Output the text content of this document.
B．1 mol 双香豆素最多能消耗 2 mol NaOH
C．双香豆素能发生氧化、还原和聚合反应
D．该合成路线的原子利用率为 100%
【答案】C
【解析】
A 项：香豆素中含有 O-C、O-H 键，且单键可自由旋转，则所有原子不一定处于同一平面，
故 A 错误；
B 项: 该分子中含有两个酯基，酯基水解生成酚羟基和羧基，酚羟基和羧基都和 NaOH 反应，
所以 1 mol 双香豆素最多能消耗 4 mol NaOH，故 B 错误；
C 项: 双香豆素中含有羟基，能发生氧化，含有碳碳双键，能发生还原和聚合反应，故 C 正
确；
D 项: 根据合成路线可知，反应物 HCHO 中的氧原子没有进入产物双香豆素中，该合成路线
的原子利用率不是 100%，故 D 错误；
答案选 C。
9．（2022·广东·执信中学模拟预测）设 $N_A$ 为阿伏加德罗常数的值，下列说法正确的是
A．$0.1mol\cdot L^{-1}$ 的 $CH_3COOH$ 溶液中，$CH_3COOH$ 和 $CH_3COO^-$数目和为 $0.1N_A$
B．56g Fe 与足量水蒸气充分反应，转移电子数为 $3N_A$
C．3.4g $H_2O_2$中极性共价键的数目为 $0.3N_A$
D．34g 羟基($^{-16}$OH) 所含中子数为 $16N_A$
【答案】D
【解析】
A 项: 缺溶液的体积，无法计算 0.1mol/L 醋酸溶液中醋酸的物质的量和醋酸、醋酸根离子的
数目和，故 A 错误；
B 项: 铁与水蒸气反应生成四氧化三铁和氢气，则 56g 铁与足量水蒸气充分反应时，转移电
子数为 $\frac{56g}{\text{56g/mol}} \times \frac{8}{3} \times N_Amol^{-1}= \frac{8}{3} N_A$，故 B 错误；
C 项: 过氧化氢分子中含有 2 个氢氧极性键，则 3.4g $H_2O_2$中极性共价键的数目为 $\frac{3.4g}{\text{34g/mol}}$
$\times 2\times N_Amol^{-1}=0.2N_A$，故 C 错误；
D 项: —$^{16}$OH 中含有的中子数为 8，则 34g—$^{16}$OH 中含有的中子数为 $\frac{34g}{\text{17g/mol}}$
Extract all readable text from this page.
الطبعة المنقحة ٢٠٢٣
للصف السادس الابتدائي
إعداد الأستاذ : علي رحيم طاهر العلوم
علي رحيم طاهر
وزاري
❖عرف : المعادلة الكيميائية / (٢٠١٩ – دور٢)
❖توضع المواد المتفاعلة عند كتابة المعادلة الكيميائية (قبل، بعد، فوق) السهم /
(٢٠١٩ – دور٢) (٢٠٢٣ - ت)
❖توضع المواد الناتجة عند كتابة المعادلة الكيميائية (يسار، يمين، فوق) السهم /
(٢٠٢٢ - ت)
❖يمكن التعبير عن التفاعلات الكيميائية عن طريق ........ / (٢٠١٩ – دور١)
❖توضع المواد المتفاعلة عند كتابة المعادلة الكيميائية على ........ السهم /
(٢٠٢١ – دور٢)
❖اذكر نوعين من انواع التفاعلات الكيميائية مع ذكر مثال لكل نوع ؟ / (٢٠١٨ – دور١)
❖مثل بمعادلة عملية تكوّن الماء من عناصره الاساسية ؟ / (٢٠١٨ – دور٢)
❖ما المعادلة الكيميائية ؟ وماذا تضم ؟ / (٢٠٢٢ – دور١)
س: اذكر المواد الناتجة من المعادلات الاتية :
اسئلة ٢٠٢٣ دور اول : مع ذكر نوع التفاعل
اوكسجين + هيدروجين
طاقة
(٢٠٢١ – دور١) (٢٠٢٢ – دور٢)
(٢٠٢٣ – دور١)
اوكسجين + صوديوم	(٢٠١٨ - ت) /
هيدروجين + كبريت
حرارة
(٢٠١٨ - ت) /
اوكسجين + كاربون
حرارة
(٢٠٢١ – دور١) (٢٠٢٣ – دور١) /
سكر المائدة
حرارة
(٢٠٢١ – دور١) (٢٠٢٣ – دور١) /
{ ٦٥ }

--------------------------------------------------

THE TASK
Reproduce each entry from the records above, character for character.

SOLVED PROBLEM
Output the text content of this document.
B．1 mol 双香豆素最多能消耗 2 mol NaOH
C．双香豆素能发生氧化、还原和聚合反应
D．该合成路线的原子利用率为 100%
【答案】C
【解析】
A 项：香豆素中含有 O-C、O-H 键，且单键可自由旋转，则所有原子不一定处于同一平面，
故 A 错误；
B 项: 该分子中含有两个酯基，酯基水解生成酚羟基和羧基，酚羟基和羧基都和 NaOH 反应，
所以 1 mol 双香豆素最多能消耗 4 mol NaOH，故 B 错误；
C 项: 双香豆素中含有羟基，能发生氧化，含有碳碳双键，能发生还原和聚合反应，故 C 正
确；
D 项: 根据合成路线可知，反应物 HCHO 中的氧原子没有进入产物双香豆素中，该合成路线
的原子利用率不是 100%，故 D 错误；
答案选 C。
9．（2022·广东·执信中学模拟预测）设 $N_A$ 为阿伏加德罗常数的值，下列说法正确的是
A．$0.1mol\cdot L^{-1}$ 的 $CH_3COOH$ 溶液中，$CH_3COOH$ 和 $CH_3COO^-$数目和为 $0.1N_A$
B．56g Fe 与足量水蒸气充分反应，转移电子数为 $3N_A$
C．3.4g $H_2O_2$中极性共价键的数目为 $0.3N_A$
D．34g 羟基($^{-16}$OH) 所含中子数为 $16N_A$
【答案】D
【解析】
A 项: 缺溶液的体积，无法计算 0.1mol/L 醋酸溶液中醋酸的物质的量和醋酸、醋酸根离子的
数目和，故 A 错误；
B 项: 铁与水蒸气反应生成四氧化三铁和氢气，则 56g 铁与足量水蒸气充分反应时，转移电
子数为 $\frac{56g}{\text{56g/mol}} \times \frac{8}{3} \times N_Amol^{-1}= \frac{8}{3} N_A$，故 B 错误；
C 项: 过氧化氢分子中含有 2 个氢氧极性键，则 3.4g $H_2O_2$中极性共价键的数目为 $\frac{3.4g}{\text{34g/mol}}$
$\times 2\times N_Amol^{-1}=0.2N_A$，故 C 错误；
D 项: —$^{16}$OH 中含有的中子数为 8，则 34g—$^{16}$OH 中含有的中子数为 $\frac{34g}{\text{17g/mol}}$
Extract all readable text from this page.
الطبعة المنقحة ٢٠٢٣
للصف السادس الابتدائي
إعداد الأستاذ : علي رحيم طاهر العلوم
علي رحيم طاهر
وزاري
❖عرف : المعادلة الكيميائية / (٢٠١٩ – دور٢)
❖توضع المواد المتفاعلة عند كتابة المعادلة الكيميائية (قبل، بعد، فوق) السهم /
(٢٠١٩ – دور٢) (٢٠٢٣ - ت)
❖توضع المواد الناتجة عند كتابة المعادلة الكيميائية (يسار، يمين، فوق) السهم /
(٢٠٢٢ - ت)
❖يمكن التعبير عن التفاعلات الكيميائية عن طريق ........ / (٢٠١٩ – دور١)
❖توضع المواد المتفاعلة عند كتابة المعادلة الكيميائية على ........ السهم /
(٢٠٢١ – دور٢)
❖اذكر نوعين من انواع التفاعلات الكيميائية مع ذكر مثال لكل نوع ؟ / (٢٠١٨ – دور١)
❖مثل بمعادلة عملية تكوّن الماء من عناصره الاساسية ؟ / (٢٠١٨ – دور٢)
❖ما المعادلة الكيميائية ؟ وماذا تضم ؟ / (٢٠٢٢ – دور١)
س: اذكر المواد الناتجة من المعادلات الاتية :
اسئلة ٢٠٢٣ دور اول : مع ذكر نوع التفاعل
اوكسجين + هيدروجين
طاقة
(٢٠٢١ – دور١) (٢٠٢٢ – دور٢)
(٢٠٢٣ – دور١)
اوكسجين + صوديوم	(٢٠١٨ - ت) /
هيدروجين + كبريت
حرارة
(٢٠١٨ - ت) /
اوكسجين + كاربون
حرارة
(٢٠٢١ – دور١) (٢٠٢٣ – دور١) /
سكر المائدة
حرارة
(٢٠٢١ – دور١) (٢٠٢٣ – دور١) /
{ ٦٥ }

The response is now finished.